**DATA TO PROCESS:**

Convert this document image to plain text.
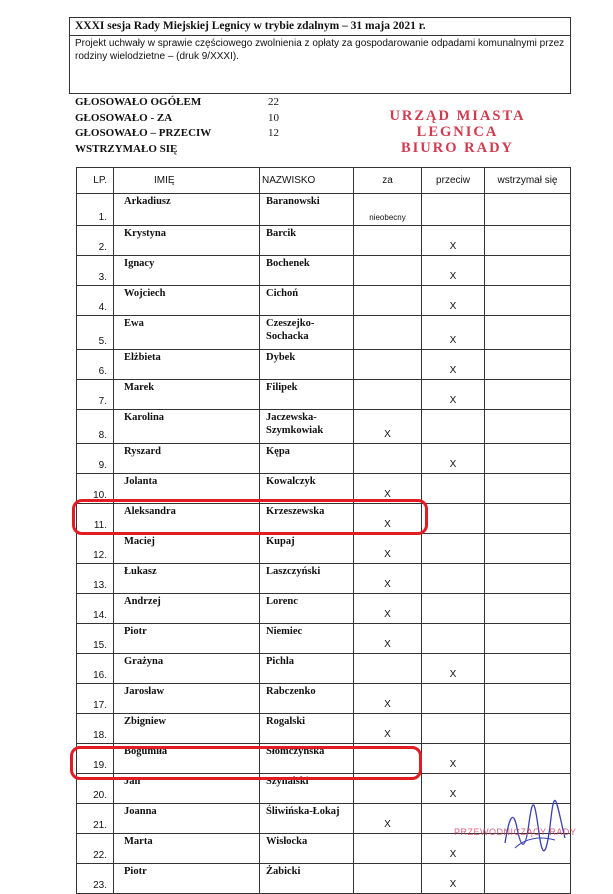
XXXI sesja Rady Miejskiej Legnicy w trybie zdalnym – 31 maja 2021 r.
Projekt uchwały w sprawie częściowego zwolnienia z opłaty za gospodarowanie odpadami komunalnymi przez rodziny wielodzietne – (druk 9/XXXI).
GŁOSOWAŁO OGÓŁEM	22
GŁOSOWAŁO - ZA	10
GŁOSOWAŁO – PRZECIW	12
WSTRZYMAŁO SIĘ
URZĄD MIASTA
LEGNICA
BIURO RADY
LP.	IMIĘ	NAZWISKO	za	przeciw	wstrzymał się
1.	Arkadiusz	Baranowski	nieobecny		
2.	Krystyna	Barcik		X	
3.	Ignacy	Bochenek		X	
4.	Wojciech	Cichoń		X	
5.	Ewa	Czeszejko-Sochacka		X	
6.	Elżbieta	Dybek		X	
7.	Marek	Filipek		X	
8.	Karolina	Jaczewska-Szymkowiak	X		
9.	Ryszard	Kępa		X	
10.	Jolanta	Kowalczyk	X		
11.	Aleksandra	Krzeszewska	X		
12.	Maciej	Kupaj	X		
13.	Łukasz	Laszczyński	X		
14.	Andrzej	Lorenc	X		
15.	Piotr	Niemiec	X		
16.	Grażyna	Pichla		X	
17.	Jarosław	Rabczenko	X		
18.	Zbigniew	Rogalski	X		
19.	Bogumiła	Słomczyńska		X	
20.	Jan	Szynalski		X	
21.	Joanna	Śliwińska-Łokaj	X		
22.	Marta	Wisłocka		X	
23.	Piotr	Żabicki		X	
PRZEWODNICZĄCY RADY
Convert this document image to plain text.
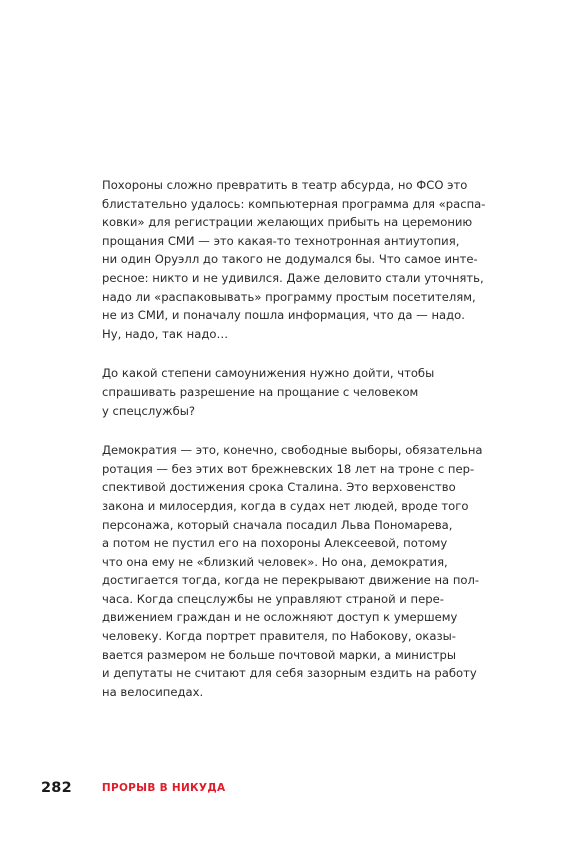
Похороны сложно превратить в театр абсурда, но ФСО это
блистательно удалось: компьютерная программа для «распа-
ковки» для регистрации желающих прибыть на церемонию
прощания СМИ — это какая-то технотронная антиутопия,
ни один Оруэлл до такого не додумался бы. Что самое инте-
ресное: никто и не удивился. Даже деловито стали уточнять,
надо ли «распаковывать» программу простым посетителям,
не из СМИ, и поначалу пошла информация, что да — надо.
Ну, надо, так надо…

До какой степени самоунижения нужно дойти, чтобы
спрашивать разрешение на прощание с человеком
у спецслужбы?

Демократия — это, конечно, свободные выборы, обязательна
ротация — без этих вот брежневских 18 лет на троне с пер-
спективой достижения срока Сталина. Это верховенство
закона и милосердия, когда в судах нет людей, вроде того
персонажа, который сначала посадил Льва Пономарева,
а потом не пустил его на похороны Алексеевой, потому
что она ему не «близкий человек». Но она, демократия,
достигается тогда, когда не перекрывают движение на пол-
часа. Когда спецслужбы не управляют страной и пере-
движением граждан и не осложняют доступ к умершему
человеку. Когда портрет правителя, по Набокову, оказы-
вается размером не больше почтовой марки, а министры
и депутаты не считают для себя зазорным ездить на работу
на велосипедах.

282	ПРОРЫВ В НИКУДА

* * *

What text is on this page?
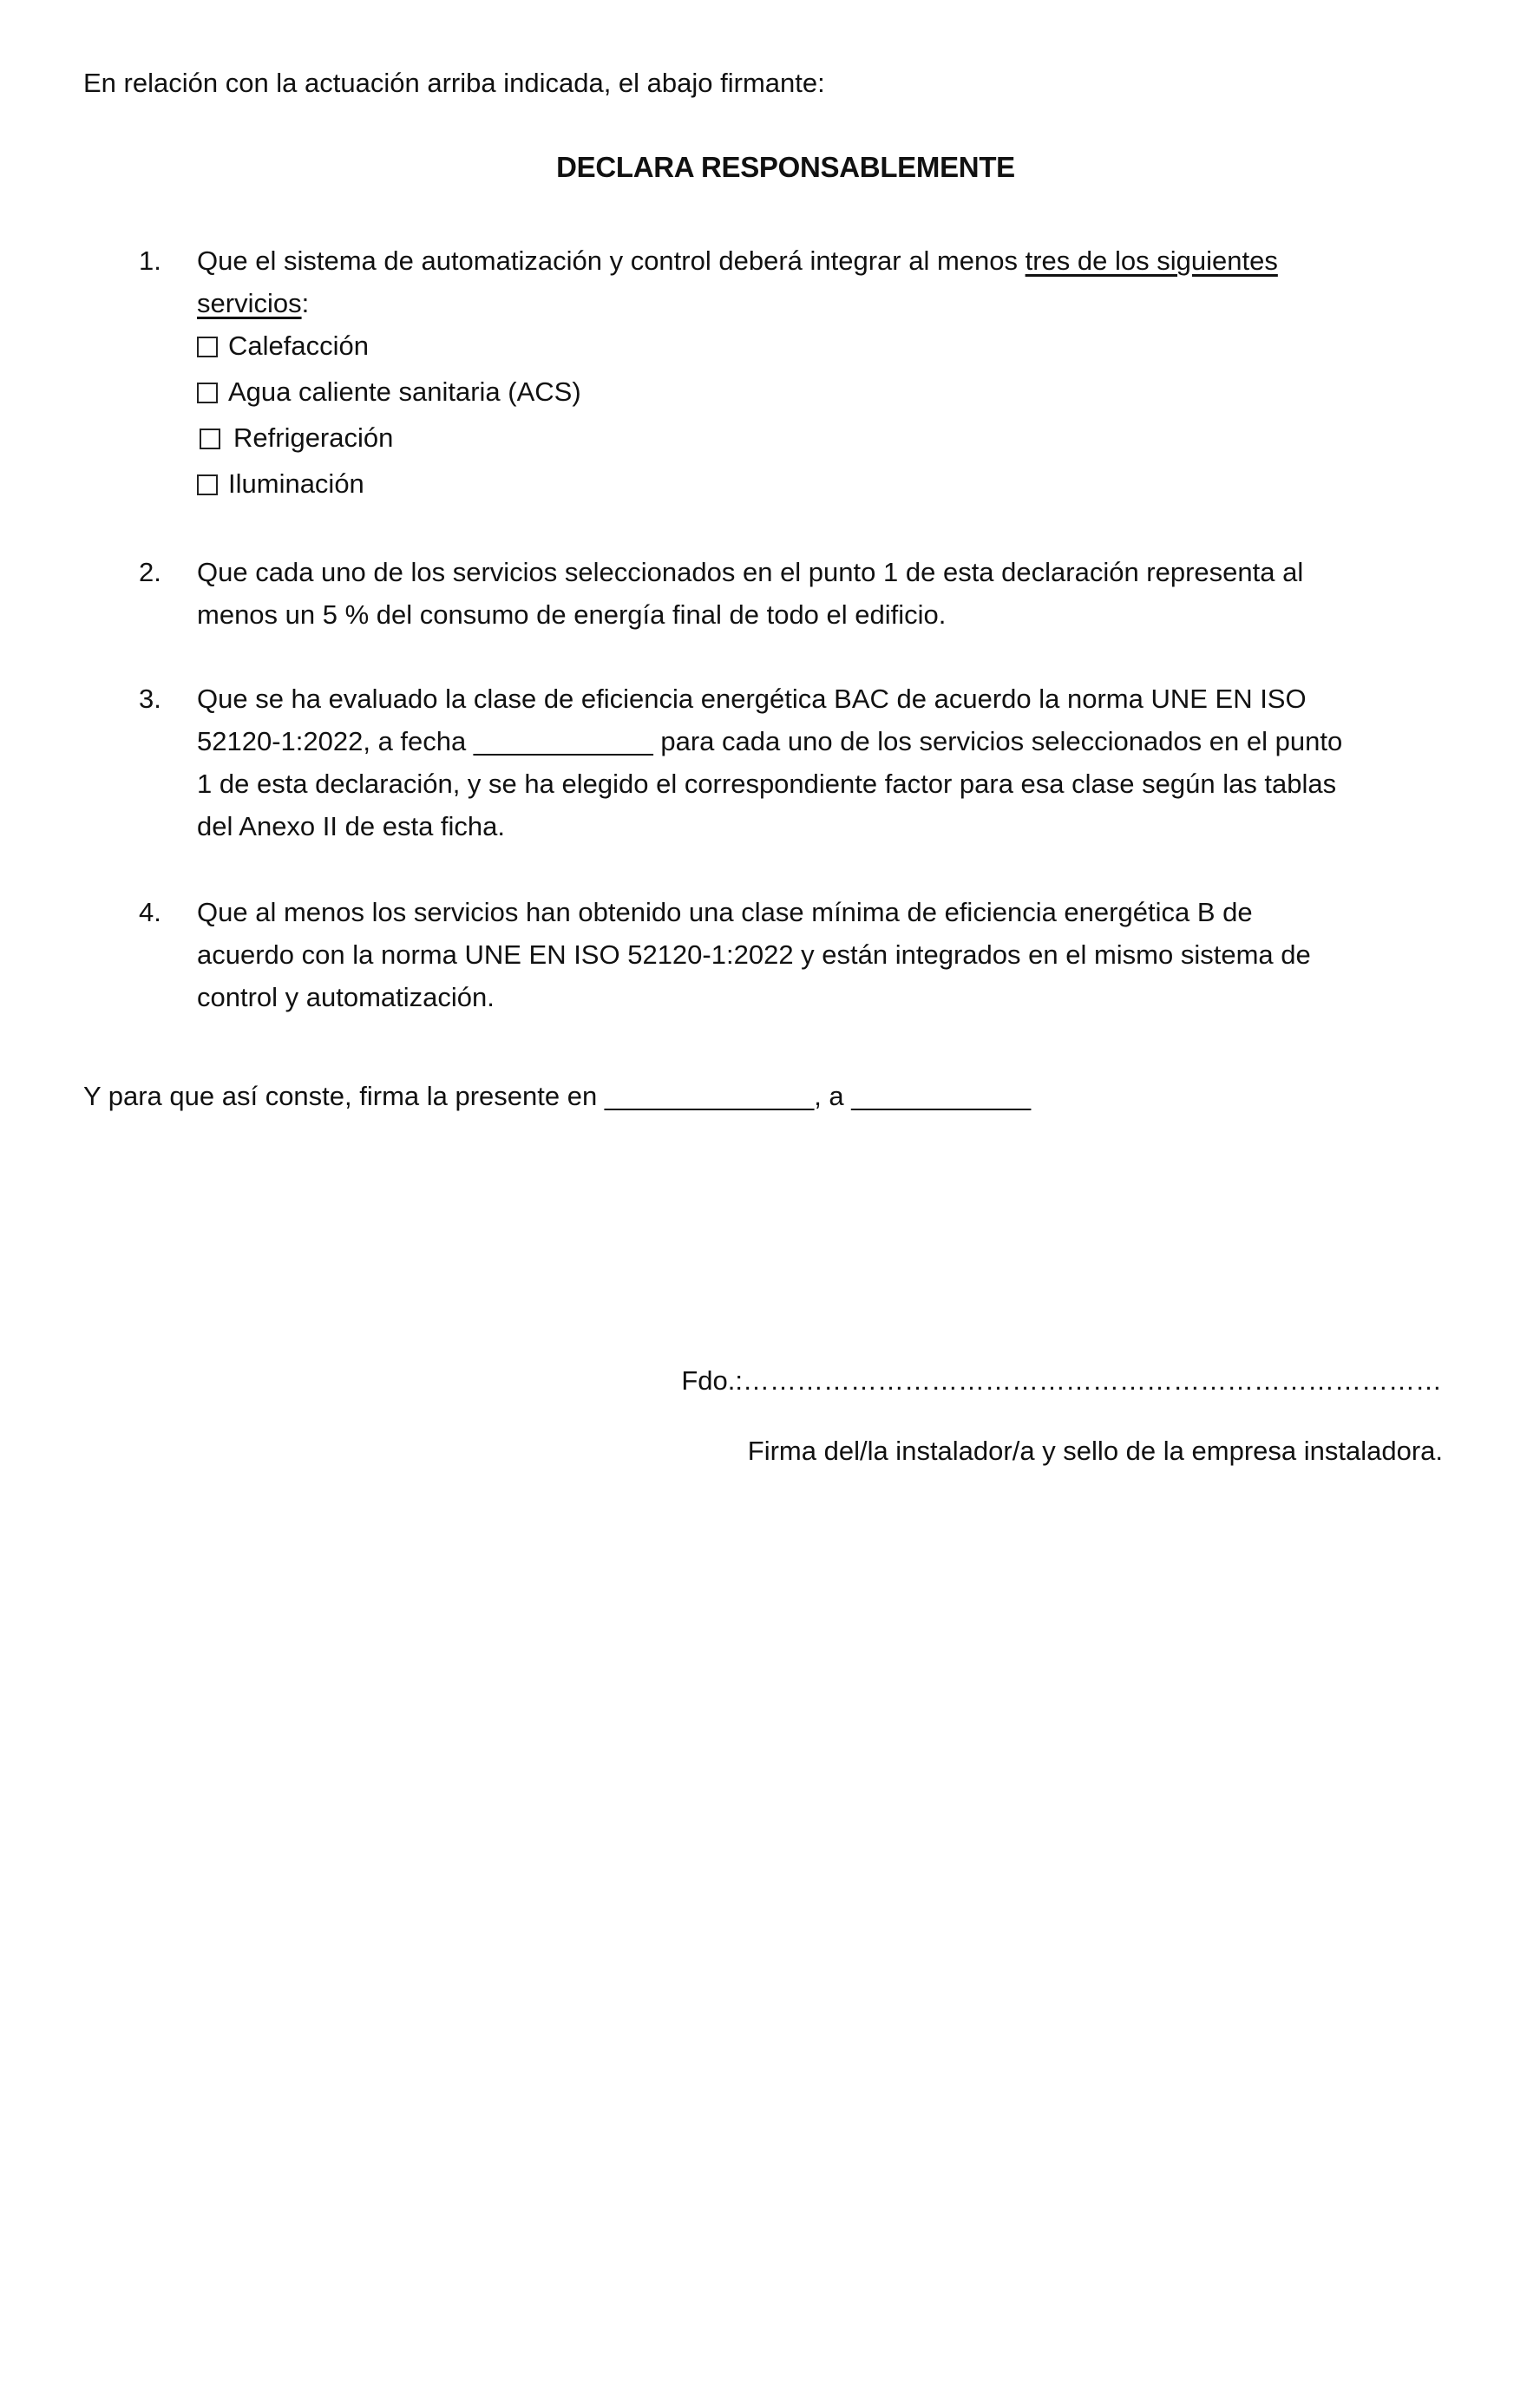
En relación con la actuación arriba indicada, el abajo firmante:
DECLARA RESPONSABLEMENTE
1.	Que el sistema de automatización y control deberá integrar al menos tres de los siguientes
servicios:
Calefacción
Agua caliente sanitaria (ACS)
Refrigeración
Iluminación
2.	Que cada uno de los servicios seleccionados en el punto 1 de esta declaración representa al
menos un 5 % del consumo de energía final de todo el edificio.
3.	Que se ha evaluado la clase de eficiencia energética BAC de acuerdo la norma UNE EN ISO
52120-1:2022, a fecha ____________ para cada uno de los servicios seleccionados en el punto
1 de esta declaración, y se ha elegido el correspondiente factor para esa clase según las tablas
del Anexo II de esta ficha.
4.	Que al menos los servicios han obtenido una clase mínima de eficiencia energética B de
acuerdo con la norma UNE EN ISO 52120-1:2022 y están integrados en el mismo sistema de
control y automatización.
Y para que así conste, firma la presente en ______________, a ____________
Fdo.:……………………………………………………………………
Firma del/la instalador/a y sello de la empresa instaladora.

**EXERCISE GOAL:**
Copy every line of the records above that holds the word "esta".

**PROBLEM SOLUTION:**
2.	Que cada uno de los servicios seleccionados en el punto 1 de esta declaración representa al
1 de esta declaración, y se ha elegido el correspondiente factor para esa clase según las tablas
del Anexo II de esta ficha.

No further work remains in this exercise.